Reproduce verbatim only the lines from the one containing "Convert this document image to plain text." through the last line below, both included.

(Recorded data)
:::

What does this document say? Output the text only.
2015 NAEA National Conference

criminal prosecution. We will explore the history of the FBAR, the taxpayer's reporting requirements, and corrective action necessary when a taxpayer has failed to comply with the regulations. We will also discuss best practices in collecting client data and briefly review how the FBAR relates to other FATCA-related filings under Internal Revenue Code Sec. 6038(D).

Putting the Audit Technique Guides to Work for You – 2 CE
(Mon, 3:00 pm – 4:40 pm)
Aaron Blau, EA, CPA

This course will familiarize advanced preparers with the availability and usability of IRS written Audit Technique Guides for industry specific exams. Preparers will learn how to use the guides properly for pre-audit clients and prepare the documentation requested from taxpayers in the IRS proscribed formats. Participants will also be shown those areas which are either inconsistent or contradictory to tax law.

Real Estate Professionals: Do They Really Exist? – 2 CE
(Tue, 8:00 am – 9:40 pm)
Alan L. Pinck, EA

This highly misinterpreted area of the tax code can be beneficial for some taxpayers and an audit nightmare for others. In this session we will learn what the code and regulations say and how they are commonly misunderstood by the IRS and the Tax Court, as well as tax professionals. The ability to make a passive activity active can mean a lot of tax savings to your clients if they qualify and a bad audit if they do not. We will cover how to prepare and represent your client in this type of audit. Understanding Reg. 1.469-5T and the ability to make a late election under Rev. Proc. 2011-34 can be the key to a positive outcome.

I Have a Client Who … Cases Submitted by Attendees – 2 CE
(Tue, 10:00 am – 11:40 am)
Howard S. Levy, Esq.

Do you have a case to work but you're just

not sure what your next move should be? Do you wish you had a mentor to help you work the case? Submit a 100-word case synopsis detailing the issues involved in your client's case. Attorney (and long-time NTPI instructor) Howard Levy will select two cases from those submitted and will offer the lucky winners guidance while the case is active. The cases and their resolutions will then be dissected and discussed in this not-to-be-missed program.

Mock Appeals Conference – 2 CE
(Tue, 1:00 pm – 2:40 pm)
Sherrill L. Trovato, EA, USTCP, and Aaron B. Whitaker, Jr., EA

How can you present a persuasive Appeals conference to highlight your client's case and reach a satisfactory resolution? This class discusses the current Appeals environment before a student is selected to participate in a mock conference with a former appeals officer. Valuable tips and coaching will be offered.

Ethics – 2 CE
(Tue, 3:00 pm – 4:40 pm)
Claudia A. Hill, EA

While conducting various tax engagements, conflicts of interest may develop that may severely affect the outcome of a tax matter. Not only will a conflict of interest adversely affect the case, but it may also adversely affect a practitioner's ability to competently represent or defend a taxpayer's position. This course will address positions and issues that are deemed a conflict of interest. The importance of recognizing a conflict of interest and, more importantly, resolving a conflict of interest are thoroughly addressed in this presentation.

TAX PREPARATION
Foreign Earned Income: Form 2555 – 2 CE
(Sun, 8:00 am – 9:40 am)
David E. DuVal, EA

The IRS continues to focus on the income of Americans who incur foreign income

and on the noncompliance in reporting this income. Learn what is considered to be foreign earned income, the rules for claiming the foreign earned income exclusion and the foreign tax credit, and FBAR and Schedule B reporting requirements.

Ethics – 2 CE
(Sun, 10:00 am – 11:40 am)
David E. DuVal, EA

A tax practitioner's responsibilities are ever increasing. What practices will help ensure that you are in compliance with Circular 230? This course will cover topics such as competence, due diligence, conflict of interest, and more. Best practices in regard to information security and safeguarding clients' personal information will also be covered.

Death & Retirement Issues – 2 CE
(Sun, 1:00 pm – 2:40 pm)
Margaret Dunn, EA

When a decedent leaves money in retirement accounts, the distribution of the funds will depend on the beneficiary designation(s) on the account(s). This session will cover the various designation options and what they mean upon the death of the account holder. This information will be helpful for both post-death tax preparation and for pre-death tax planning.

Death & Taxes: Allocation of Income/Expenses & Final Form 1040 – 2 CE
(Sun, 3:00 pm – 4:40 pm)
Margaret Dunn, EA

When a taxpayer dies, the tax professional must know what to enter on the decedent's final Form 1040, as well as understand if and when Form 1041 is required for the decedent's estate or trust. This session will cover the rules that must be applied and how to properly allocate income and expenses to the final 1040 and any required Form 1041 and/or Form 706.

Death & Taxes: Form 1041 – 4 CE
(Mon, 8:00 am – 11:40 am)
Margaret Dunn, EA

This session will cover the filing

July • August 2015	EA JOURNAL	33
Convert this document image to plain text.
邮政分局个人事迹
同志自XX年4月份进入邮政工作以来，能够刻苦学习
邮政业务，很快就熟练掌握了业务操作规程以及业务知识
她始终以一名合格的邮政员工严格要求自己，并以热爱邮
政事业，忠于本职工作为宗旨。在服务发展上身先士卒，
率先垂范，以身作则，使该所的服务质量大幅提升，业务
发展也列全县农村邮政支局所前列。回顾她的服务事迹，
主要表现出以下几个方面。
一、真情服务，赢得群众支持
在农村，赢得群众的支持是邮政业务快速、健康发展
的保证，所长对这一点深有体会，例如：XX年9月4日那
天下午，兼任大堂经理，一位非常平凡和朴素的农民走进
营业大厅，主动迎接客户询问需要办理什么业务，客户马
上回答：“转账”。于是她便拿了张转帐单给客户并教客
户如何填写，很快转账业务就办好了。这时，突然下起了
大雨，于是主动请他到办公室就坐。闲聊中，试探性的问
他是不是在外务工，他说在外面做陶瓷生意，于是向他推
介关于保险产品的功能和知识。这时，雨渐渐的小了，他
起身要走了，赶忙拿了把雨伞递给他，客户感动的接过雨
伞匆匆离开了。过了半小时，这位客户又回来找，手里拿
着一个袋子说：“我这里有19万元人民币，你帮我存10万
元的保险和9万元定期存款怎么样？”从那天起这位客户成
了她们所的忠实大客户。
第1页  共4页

:::

FINAL ANSWER:
Convert this document image to plain text.
邮政分局个人事迹
同志自XX年4月份进入邮政工作以来，能够刻苦学习
邮政业务，很快就熟练掌握了业务操作规程以及业务知识
她始终以一名合格的邮政员工严格要求自己，并以热爱邮
政事业，忠于本职工作为宗旨。在服务发展上身先士卒，
率先垂范，以身作则，使该所的服务质量大幅提升，业务
发展也列全县农村邮政支局所前列。回顾她的服务事迹，
主要表现出以下几个方面。
一、真情服务，赢得群众支持
在农村，赢得群众的支持是邮政业务快速、健康发展
的保证，所长对这一点深有体会，例如：XX年9月4日那
天下午，兼任大堂经理，一位非常平凡和朴素的农民走进
营业大厅，主动迎接客户询问需要办理什么业务，客户马
上回答：“转账”。于是她便拿了张转帐单给客户并教客
户如何填写，很快转账业务就办好了。这时，突然下起了
大雨，于是主动请他到办公室就坐。闲聊中，试探性的问
他是不是在外务工，他说在外面做陶瓷生意，于是向他推
介关于保险产品的功能和知识。这时，雨渐渐的小了，他
起身要走了，赶忙拿了把雨伞递给他，客户感动的接过雨
伞匆匆离开了。过了半小时，这位客户又回来找，手里拿
着一个袋子说：“我这里有19万元人民币，你帮我存10万
元的保险和9万元定期存款怎么样？”从那天起这位客户成
了她们所的忠实大客户。
第1页  共4页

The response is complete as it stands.